## Task statement
Continue the passage on the heart as a damming-up organ and sense organ from its final sentence.

## Excerpt provided
Something is seeking for equipoise; it is as though there were an urge towards mutual saturation. Other words, of course, could be chosen for description, but we shall understand each other more and more. There is an interaction in the first place between the liquefied foodstuffs and the air absorbed into the organism by breathing. This process is intricate and worth attention. There is an interplay of forces, and each force before reaching the point of interplay accumulates in the heart. The heart originates as a “damming up” organ (Stauorgan) between the lower activities of the organism, the intake and working up of food, and the upper activities, the lowest of which is the respiratory. A damming up organ is inserted and its action is therefore a product of the interplay between the liquefied foodstuffs and the air absorbed from the outside. All that can be observed in the heart must be looked upon as an effect, not a cause, as a mechanical effect, to begin with. The only hopeful investigations on these lines, so far, have been those of Dr. Karl Schmidt, an Austrian medical man, practising in North Styria, who published a contribution to the Wiener Medizinische Wochenschrift (1892, No. 15), “The Heart Action and Curve of the Pulse.” The content of this article is comparatively small, but it proves that his medical practice had enlightened the author on the fact that the heart in no way resembled the ordinary pump but rather must be considered a dam-like organ. Schmidt compares cardiac action to that of the hydraulic ram, set in motion by the currents. This is the kernel of truth in his work. But we need not stop short at the mechanical aspect if we consider the heart action as a result of these symbolic inter-penetrating currents, the watery and the airy. For what is the heart after all? It is a sense organ, and even if its sensory function is not directly present in the consciousness, if its processes are subconscious, nevertheless it serves to enable the “upper” activities to feel and perceive the “lower.” As you perceive external colours through your eyes, so do you perceive, dimly and subconsciously through your heart, what goes on in the lower abdomen. The heart is an organ for inner perception.

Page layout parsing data
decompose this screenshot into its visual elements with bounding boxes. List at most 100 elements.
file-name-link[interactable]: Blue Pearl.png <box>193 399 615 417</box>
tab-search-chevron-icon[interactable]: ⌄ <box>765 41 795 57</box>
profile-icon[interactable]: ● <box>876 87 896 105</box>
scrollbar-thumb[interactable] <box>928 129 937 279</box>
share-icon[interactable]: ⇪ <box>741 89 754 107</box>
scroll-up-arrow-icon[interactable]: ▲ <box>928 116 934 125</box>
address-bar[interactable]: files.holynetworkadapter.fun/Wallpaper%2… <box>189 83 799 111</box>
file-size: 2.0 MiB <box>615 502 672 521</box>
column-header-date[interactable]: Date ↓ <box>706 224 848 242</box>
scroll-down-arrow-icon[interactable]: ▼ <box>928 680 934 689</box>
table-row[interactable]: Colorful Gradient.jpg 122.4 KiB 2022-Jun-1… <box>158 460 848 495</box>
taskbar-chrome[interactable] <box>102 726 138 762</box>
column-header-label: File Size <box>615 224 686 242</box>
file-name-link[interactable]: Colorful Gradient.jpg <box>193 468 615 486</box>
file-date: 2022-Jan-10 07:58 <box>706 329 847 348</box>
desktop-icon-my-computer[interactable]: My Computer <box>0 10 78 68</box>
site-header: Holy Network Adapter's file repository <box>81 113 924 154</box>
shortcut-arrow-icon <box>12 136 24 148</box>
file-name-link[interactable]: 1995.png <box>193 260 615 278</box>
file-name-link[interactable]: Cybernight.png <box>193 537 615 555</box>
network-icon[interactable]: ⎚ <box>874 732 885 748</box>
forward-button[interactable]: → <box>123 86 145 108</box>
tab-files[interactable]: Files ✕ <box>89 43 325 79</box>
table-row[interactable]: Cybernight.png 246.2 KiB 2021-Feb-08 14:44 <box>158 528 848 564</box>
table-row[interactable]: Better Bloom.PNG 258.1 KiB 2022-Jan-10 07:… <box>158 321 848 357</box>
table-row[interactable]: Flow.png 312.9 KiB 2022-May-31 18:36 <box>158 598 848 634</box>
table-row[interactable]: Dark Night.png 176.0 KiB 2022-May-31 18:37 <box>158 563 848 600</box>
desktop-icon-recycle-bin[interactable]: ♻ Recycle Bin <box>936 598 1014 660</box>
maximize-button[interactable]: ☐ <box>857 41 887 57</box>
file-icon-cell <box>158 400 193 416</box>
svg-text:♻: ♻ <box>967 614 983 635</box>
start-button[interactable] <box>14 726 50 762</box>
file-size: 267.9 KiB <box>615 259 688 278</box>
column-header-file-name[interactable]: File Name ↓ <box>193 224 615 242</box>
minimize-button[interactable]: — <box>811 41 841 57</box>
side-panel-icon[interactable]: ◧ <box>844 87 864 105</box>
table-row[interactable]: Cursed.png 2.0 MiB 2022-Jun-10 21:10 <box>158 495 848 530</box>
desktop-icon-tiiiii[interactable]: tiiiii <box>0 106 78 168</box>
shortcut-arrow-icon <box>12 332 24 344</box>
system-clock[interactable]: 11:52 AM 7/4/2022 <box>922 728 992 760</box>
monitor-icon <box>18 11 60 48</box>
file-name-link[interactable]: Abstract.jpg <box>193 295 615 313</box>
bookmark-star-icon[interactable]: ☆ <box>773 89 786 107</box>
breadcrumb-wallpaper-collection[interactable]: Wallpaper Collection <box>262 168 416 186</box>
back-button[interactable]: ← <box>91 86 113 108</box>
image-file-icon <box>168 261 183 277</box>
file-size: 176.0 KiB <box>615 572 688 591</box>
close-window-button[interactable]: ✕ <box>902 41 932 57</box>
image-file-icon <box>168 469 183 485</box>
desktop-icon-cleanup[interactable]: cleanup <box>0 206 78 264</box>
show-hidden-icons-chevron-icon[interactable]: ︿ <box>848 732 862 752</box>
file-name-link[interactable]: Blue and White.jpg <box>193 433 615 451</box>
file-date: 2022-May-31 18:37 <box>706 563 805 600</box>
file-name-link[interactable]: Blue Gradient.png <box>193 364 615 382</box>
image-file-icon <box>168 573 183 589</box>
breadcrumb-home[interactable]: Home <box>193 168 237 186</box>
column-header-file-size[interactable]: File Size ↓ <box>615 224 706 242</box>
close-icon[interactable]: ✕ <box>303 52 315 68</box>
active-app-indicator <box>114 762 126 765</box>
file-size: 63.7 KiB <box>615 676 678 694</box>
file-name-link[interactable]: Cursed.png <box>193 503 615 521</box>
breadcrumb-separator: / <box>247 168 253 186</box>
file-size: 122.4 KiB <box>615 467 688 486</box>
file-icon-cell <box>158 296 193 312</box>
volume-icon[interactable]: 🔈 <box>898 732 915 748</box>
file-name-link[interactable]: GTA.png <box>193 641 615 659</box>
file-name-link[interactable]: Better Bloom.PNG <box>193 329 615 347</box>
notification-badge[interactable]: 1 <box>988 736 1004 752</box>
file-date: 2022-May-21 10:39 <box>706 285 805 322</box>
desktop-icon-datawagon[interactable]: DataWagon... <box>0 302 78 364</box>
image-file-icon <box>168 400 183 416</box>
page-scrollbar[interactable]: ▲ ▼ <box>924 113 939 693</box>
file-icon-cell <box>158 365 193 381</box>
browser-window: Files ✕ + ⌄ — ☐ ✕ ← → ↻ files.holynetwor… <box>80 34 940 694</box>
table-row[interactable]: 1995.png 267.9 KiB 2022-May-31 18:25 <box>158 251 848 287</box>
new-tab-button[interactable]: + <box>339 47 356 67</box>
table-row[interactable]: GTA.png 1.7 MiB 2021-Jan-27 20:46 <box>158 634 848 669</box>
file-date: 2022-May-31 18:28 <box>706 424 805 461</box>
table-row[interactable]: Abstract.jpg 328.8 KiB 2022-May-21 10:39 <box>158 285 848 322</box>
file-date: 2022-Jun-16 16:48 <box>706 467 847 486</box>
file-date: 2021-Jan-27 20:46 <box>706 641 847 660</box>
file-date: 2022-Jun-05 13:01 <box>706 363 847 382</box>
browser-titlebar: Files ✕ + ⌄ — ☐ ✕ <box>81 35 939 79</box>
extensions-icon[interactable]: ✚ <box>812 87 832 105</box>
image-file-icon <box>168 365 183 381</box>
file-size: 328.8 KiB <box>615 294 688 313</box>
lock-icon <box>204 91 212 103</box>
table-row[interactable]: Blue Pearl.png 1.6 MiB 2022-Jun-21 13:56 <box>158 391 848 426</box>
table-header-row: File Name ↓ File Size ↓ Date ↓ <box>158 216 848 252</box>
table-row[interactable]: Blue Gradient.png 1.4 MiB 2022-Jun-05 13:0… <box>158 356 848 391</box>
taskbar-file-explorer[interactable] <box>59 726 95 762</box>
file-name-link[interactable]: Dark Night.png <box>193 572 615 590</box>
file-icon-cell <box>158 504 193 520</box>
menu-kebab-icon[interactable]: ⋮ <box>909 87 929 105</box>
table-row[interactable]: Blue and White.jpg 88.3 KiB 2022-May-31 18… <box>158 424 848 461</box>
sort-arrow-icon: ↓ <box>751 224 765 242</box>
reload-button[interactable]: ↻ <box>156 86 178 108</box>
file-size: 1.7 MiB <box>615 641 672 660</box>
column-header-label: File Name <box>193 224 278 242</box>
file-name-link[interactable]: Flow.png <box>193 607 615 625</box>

## Task output
The polarity in man is only comprehensible if we know that his structure is a dual one and that the upper portion perceives the lower. The following too must be considered: the lower functions — one pole of the whole human being — are considered through the study of nutrition and digestion in the widest sense, up to their interaction with respiration The interaction goes on in a rhythmic activity; we shall have to consider the significance of our rhythmic system later. But linked up with and belonging to the respiratory activity there is the sensory and nervous activity, which includes all that appertains to external perception and its continuation and its being worked up in the nervous activity. Thus, respiration and sensory and nervous activity form one pole of the human organism. Nutrition, digestion, and metabolism in its usual sense, form the other pole of our organisation. The heart is primarily that organ whose perceptible motion expresses the equilibrium between the upper and lower processes; in relation to the soul (or perhaps more accurately in the sub-conscious) it is the perceptive organ that mediates between these two poles of the total human organisation. Anatomy, physiology, biology can all be studied in the light of this principle; and thus light is thrown, and only thus, upon the human organisation. As long as you do not differentiate between these two poles, superior and inferior, and their mediator the heart, you will not be able to understand man, for there is a fundamental difference between the two groups of functional activity in man, according to whether they pertain to the upper or the lower polarity.